Which lines include the word "Forecast"? Copy each of them.

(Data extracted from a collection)
= = = =

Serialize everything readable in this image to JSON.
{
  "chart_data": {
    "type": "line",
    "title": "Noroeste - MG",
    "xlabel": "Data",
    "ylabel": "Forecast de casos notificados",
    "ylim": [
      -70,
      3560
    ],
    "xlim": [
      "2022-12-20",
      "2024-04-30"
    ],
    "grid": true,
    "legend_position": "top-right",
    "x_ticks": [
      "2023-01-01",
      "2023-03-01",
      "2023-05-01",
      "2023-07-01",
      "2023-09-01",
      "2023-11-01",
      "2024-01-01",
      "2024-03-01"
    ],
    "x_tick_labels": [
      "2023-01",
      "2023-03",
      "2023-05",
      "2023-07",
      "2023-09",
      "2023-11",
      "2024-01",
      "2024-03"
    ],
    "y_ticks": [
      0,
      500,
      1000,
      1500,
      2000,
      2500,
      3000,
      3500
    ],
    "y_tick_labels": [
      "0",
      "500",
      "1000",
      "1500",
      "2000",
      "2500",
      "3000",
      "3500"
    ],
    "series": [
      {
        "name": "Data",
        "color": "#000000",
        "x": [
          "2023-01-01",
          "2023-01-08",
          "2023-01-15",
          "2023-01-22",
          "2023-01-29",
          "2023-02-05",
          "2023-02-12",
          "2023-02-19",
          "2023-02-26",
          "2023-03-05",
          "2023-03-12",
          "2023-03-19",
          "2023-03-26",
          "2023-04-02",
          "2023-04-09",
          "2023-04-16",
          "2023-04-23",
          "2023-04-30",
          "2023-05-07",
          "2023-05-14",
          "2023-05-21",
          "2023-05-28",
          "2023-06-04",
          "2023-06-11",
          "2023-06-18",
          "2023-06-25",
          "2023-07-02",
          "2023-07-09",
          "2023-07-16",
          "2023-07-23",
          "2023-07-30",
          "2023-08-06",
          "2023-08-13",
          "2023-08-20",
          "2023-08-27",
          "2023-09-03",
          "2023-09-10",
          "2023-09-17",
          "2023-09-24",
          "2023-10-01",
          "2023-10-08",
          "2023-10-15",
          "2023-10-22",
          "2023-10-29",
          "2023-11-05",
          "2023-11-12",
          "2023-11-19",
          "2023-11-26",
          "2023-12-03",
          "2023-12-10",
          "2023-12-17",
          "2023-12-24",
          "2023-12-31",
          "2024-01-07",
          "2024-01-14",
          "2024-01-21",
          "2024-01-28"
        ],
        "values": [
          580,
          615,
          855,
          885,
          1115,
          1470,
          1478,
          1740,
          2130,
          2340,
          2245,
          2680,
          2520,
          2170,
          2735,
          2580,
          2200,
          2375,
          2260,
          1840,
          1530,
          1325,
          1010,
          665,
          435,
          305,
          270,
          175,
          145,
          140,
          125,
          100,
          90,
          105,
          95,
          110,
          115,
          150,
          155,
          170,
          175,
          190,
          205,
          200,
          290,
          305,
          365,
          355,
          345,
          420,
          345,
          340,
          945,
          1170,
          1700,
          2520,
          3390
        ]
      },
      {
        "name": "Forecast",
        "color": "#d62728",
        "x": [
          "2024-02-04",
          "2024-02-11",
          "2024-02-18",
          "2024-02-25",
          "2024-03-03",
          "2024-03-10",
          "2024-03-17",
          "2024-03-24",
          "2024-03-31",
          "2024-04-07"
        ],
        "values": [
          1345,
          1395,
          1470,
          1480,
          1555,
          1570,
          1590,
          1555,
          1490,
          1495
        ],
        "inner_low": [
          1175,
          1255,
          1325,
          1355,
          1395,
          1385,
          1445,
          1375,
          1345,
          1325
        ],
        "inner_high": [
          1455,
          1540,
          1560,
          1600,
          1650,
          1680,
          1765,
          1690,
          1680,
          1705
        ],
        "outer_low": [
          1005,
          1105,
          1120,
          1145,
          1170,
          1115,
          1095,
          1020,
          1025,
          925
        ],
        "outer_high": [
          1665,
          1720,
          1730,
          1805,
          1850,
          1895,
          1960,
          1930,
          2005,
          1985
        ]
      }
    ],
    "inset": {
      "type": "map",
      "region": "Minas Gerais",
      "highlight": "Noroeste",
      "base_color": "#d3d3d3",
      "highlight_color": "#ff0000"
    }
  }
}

= = = =

* _Solution for this exercise_:
    "ylabel": "Forecast de casos notificados",
        "name": "Forecast",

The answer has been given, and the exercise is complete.